╭─ GIVEN DATA
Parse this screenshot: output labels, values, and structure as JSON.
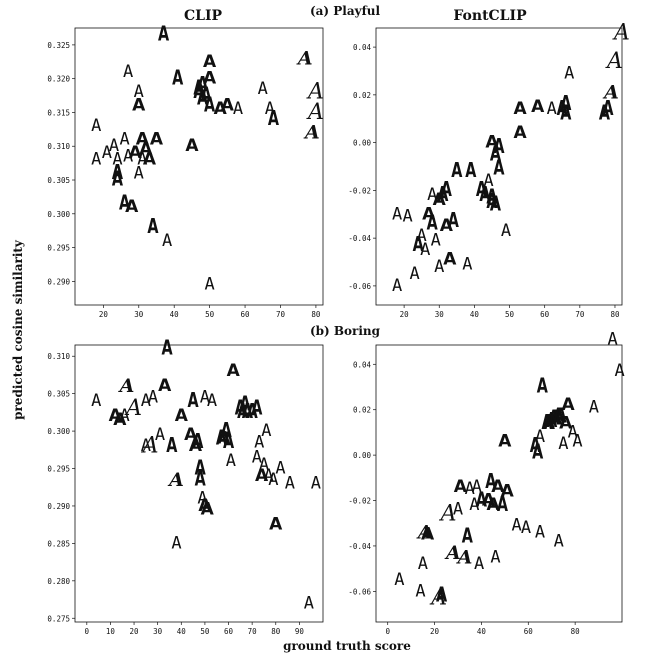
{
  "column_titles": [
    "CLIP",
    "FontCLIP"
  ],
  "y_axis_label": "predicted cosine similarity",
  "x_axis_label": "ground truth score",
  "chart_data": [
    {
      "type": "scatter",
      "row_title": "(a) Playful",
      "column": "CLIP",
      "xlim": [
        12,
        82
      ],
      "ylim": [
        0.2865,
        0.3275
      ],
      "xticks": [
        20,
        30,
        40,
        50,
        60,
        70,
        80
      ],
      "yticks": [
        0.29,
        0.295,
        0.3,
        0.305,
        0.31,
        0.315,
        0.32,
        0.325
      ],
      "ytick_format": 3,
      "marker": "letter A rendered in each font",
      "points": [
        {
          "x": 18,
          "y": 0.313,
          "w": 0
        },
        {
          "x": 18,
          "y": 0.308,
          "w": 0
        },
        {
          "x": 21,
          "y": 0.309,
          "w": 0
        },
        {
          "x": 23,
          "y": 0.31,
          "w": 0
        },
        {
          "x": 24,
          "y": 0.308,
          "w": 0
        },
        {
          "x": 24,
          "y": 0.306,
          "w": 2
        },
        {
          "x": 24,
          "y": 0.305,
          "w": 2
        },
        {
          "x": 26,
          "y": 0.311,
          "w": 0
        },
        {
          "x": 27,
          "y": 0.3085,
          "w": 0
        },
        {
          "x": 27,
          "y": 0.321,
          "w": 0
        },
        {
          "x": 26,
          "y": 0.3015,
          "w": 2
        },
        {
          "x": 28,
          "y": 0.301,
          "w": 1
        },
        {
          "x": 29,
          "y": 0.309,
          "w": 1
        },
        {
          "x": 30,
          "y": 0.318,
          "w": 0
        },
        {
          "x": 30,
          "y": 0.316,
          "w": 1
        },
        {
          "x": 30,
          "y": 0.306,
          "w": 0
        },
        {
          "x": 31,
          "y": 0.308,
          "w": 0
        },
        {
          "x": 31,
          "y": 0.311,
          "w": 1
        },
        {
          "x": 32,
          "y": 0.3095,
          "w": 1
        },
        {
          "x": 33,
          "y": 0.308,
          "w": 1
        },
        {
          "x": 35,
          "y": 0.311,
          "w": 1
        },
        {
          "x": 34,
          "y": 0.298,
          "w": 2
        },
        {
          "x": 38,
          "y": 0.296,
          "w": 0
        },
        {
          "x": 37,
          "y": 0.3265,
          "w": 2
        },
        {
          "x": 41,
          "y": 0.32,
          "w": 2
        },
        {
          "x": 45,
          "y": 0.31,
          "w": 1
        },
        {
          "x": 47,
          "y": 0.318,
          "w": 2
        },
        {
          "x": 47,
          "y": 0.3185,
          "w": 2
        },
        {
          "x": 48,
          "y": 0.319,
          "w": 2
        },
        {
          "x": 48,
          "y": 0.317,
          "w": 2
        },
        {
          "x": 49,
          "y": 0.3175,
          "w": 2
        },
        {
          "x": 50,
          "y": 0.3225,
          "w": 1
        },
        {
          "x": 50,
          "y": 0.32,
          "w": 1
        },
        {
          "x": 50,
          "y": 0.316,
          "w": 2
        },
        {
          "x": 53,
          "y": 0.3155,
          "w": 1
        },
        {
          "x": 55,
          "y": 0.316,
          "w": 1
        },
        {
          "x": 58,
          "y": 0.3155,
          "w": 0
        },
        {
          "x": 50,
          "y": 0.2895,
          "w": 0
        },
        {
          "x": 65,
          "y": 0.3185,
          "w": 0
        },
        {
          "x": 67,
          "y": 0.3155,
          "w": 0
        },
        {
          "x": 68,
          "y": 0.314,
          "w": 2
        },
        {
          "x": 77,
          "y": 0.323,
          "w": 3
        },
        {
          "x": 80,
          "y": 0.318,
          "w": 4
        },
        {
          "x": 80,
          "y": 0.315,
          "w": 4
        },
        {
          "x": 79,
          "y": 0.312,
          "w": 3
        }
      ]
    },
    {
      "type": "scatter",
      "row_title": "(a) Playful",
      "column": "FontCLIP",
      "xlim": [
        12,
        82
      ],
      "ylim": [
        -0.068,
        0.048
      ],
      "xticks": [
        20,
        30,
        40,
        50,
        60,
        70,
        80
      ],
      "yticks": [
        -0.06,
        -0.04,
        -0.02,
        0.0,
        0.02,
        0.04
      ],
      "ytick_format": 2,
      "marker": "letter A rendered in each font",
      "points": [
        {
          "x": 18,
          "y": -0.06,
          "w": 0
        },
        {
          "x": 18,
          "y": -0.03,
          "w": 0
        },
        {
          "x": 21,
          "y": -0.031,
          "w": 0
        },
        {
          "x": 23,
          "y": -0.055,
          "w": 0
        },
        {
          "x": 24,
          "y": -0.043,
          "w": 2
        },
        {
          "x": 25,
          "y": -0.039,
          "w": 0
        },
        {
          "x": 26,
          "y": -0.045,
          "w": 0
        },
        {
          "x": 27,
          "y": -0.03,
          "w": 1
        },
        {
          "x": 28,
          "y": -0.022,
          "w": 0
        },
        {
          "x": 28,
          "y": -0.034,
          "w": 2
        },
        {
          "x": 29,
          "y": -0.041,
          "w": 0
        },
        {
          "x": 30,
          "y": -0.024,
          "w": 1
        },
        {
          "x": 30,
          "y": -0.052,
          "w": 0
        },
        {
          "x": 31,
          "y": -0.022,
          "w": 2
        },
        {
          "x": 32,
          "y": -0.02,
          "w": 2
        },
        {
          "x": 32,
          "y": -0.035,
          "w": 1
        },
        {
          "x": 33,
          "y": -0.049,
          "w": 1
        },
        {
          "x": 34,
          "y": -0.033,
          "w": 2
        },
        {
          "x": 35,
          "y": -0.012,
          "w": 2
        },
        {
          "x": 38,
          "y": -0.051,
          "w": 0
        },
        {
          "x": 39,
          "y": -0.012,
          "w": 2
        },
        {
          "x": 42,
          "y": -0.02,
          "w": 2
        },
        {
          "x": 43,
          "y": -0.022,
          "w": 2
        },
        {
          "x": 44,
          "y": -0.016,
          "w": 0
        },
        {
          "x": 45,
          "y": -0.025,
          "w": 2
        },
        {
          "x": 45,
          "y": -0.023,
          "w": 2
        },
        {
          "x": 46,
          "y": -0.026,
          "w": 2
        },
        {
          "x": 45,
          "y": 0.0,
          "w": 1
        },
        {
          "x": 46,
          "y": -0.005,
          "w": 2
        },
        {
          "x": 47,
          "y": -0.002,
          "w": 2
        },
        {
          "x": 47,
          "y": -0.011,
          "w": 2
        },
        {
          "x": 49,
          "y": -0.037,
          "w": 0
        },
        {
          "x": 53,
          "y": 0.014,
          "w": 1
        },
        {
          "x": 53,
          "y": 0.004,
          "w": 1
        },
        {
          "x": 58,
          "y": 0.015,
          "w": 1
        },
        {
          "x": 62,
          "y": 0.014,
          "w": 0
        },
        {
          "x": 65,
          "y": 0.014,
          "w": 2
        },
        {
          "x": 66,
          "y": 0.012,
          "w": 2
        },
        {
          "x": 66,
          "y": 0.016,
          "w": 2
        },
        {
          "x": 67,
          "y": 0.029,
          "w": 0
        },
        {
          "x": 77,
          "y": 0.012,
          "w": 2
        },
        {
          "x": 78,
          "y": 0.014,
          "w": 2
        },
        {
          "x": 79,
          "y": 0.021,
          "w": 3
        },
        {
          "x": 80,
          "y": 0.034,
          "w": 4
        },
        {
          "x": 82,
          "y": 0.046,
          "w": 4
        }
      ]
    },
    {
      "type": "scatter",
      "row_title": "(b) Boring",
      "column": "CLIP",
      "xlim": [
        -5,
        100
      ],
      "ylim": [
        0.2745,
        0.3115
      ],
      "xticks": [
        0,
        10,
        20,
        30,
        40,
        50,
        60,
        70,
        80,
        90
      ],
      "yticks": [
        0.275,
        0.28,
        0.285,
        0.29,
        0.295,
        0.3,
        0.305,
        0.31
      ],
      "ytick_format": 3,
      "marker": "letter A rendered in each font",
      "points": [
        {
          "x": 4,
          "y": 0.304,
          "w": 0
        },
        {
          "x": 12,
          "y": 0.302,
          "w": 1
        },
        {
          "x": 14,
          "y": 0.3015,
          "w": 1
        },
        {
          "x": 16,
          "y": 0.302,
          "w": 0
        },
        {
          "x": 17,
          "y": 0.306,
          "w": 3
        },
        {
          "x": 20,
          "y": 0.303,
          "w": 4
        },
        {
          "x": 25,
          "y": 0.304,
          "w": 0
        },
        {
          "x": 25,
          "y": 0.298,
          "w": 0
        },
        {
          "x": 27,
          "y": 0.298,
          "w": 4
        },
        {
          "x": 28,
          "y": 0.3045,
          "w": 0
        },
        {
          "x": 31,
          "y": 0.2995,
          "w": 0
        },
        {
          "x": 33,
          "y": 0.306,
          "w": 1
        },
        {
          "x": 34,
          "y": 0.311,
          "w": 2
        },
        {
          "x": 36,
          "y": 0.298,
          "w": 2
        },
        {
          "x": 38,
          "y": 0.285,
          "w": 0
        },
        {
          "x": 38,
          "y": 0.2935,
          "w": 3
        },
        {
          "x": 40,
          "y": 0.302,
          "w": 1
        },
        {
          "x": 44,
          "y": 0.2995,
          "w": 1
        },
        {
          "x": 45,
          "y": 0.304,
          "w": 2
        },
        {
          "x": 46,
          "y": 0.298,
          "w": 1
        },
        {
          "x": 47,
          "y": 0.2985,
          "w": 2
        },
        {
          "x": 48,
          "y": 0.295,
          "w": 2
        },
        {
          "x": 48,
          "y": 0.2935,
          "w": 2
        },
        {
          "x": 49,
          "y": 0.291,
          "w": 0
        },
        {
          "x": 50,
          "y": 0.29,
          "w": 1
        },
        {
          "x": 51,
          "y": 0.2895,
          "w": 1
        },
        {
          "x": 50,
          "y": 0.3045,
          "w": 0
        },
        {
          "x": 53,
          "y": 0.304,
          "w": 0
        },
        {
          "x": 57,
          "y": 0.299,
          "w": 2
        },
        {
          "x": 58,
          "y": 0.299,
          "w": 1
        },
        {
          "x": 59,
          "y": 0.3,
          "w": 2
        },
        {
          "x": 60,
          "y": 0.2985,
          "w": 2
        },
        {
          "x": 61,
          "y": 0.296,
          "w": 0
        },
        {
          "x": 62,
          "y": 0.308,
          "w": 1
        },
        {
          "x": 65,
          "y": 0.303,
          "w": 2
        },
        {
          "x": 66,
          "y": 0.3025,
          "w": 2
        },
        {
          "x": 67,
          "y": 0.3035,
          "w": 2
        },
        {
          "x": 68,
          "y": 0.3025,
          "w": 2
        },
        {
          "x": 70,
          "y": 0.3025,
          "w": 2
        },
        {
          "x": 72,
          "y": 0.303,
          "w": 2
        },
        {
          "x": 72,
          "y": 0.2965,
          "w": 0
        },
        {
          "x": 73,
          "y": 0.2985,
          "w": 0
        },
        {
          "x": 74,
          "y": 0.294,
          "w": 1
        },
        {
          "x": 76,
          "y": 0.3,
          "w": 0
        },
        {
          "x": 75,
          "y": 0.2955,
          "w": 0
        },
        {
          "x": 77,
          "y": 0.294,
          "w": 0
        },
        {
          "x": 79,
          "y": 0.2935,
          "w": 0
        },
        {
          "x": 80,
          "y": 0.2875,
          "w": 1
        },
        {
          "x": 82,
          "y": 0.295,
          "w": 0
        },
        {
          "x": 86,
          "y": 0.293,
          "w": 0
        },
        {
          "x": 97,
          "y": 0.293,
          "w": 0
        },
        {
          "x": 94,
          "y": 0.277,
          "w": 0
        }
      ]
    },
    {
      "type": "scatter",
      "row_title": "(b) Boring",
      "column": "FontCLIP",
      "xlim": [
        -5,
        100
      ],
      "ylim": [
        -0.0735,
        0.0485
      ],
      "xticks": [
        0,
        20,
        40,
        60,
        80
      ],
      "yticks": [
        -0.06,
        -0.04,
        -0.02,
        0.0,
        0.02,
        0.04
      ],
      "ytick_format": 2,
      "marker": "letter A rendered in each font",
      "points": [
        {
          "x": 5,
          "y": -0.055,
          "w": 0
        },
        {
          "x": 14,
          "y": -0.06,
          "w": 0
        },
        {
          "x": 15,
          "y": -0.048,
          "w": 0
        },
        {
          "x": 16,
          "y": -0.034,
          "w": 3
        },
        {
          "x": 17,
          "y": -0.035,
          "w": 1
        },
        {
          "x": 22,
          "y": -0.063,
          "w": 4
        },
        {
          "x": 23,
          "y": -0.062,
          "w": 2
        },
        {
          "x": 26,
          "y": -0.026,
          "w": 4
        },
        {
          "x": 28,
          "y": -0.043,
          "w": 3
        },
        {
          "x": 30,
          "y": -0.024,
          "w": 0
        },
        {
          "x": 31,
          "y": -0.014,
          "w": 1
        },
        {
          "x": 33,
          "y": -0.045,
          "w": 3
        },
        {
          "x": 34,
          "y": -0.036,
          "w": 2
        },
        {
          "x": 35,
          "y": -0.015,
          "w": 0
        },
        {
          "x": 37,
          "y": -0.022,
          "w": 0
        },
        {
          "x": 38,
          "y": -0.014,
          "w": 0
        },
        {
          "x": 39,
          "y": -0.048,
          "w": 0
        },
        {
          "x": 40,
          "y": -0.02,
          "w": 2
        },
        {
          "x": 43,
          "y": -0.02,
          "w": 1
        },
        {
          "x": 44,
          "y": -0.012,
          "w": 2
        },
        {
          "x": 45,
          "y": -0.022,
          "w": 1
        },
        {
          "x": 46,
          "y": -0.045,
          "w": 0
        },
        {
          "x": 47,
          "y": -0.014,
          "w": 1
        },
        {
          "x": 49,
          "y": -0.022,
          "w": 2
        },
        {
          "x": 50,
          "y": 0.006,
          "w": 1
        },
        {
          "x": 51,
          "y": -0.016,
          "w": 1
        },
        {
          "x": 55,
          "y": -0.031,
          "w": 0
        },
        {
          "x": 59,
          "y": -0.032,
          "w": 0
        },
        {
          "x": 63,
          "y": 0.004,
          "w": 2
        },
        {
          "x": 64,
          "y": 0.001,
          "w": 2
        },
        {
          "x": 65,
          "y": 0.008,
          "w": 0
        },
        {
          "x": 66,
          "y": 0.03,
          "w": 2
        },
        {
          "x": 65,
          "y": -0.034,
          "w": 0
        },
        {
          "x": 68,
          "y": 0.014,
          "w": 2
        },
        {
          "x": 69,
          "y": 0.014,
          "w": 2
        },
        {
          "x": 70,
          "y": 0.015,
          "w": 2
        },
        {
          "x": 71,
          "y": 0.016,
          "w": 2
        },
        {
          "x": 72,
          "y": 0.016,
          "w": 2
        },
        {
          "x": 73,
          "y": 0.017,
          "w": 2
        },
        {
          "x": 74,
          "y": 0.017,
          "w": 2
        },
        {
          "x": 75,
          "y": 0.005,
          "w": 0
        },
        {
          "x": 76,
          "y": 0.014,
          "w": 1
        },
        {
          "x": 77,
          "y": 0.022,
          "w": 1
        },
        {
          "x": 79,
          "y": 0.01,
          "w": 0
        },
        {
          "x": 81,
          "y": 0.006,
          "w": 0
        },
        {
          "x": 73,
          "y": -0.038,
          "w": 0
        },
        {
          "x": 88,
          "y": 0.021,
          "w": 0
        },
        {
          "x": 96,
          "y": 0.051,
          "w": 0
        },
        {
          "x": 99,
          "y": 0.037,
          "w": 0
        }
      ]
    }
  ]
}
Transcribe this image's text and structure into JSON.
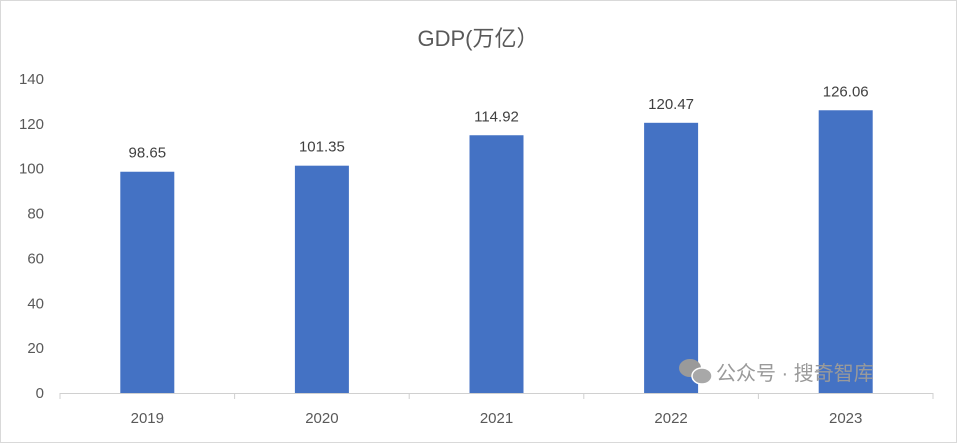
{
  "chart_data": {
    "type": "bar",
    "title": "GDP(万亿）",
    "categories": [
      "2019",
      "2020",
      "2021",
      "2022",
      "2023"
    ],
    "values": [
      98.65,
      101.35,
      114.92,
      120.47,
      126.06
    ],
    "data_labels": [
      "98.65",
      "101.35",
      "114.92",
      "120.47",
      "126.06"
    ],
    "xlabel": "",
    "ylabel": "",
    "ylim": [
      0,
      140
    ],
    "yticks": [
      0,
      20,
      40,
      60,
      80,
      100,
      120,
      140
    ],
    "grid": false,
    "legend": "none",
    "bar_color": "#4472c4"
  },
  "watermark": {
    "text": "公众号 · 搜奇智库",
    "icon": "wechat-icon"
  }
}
╰─
Take only the line containing "Transcribe this image's" and every line after it to the end of the entries, and copy them exactly, pictures excluded.

Transcribe this image's text and structure into JSON.
{
  "chart_data": {
    "type": "bar",
    "title": "GDP(万亿）",
    "categories": [
      "2019",
      "2020",
      "2021",
      "2022",
      "2023"
    ],
    "values": [
      98.65,
      101.35,
      114.92,
      120.47,
      126.06
    ],
    "data_labels": [
      "98.65",
      "101.35",
      "114.92",
      "120.47",
      "126.06"
    ],
    "xlabel": "",
    "ylabel": "",
    "ylim": [
      0,
      140
    ],
    "yticks": [
      0,
      20,
      40,
      60,
      80,
      100,
      120,
      140
    ],
    "grid": false,
    "legend": "none",
    "bar_color": "#4472c4"
  },
  "watermark": {
    "text": "公众号 · 搜奇智库",
    "icon": "wechat-icon"
  }
}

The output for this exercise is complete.